▸ **Written request**: Print all of the data exactly.

(Data extracted from a collection)

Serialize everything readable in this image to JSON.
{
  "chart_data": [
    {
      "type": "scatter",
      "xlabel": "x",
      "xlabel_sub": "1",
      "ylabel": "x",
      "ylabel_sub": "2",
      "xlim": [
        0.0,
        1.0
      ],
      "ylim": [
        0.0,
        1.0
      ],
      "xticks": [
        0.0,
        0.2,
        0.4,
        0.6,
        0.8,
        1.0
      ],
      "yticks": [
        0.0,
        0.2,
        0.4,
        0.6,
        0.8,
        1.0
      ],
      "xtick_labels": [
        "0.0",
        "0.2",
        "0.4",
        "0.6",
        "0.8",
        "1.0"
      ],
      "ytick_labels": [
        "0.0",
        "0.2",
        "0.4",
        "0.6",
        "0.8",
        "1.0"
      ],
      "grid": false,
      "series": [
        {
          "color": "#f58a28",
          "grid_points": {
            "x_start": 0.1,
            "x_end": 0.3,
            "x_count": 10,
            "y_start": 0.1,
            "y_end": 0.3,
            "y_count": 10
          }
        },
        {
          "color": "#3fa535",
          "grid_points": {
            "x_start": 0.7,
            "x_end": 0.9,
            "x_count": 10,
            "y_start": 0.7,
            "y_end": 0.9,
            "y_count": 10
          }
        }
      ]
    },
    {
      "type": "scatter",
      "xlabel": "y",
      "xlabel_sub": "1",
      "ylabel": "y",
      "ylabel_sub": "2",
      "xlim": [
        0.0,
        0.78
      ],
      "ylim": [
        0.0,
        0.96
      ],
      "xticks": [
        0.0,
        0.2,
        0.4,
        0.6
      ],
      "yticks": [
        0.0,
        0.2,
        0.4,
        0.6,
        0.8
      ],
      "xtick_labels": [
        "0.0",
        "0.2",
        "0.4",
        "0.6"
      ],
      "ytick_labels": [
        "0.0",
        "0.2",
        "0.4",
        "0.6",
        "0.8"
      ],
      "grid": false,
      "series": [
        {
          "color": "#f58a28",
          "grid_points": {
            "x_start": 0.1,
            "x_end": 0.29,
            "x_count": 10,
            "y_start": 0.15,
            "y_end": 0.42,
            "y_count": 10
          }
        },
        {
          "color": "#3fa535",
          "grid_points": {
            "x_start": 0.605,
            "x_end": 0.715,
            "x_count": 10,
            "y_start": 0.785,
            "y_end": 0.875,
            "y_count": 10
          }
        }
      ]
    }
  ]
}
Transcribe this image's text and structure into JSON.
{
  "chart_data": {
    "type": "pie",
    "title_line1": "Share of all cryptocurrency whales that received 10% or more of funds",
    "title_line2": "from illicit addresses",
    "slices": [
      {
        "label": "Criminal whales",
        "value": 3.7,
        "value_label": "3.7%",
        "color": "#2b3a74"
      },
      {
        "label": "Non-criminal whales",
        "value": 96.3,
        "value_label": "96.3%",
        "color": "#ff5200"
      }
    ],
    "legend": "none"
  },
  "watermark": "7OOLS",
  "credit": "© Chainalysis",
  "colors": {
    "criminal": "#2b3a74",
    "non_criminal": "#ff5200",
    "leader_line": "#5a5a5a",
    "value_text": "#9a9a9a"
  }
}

▸ **Exercise solution**:
Serialize everything readable in this image to JSON.
{
  "chart_data": [
    {
      "type": "scatter",
      "xlabel": "x",
      "xlabel_sub": "1",
      "ylabel": "x",
      "ylabel_sub": "2",
      "xlim": [
        0.0,
        1.0
      ],
      "ylim": [
        0.0,
        1.0
      ],
      "xticks": [
        0.0,
        0.2,
        0.4,
        0.6,
        0.8,
        1.0
      ],
      "yticks": [
        0.0,
        0.2,
        0.4,
        0.6,
        0.8,
        1.0
      ],
      "xtick_labels": [
        "0.0",
        "0.2",
        "0.4",
        "0.6",
        "0.8",
        "1.0"
      ],
      "ytick_labels": [
        "0.0",
        "0.2",
        "0.4",
        "0.6",
        "0.8",
        "1.0"
      ],
      "grid": false,
      "series": [
        {
          "color": "#f58a28",
          "grid_points": {
            "x_start": 0.1,
            "x_end": 0.3,
            "x_count": 10,
            "y_start": 0.1,
            "y_end": 0.3,
            "y_count": 10
          }
        },
        {
          "color": "#3fa535",
          "grid_points": {
            "x_start": 0.7,
            "x_end": 0.9,
            "x_count": 10,
            "y_start": 0.7,
            "y_end": 0.9,
            "y_count": 10
          }
        }
      ]
    },
    {
      "type": "scatter",
      "xlabel": "y",
      "xlabel_sub": "1",
      "ylabel": "y",
      "ylabel_sub": "2",
      "xlim": [
        0.0,
        0.78
      ],
      "ylim": [
        0.0,
        0.96
      ],
      "xticks": [
        0.0,
        0.2,
        0.4,
        0.6
      ],
      "yticks": [
        0.0,
        0.2,
        0.4,
        0.6,
        0.8
      ],
      "xtick_labels": [
        "0.0",
        "0.2",
        "0.4",
        "0.6"
      ],
      "ytick_labels": [
        "0.0",
        "0.2",
        "0.4",
        "0.6",
        "0.8"
      ],
      "grid": false,
      "series": [
        {
          "color": "#f58a28",
          "grid_points": {
            "x_start": 0.1,
            "x_end": 0.29,
            "x_count": 10,
            "y_start": 0.15,
            "y_end": 0.42,
            "y_count": 10
          }
        },
        {
          "color": "#3fa535",
          "grid_points": {
            "x_start": 0.605,
            "x_end": 0.715,
            "x_count": 10,
            "y_start": 0.785,
            "y_end": 0.875,
            "y_count": 10
          }
        }
      ]
    }
  ]
}
Transcribe this image's text and structure into JSON.
{
  "chart_data": {
    "type": "pie",
    "title_line1": "Share of all cryptocurrency whales that received 10% or more of funds",
    "title_line2": "from illicit addresses",
    "slices": [
      {
        "label": "Criminal whales",
        "value": 3.7,
        "value_label": "3.7%",
        "color": "#2b3a74"
      },
      {
        "label": "Non-criminal whales",
        "value": 96.3,
        "value_label": "96.3%",
        "color": "#ff5200"
      }
    ],
    "legend": "none"
  },
  "watermark": "7OOLS",
  "credit": "© Chainalysis",
  "colors": {
    "criminal": "#2b3a74",
    "non_criminal": "#ff5200",
    "leader_line": "#5a5a5a",
    "value_text": "#9a9a9a"
  }
}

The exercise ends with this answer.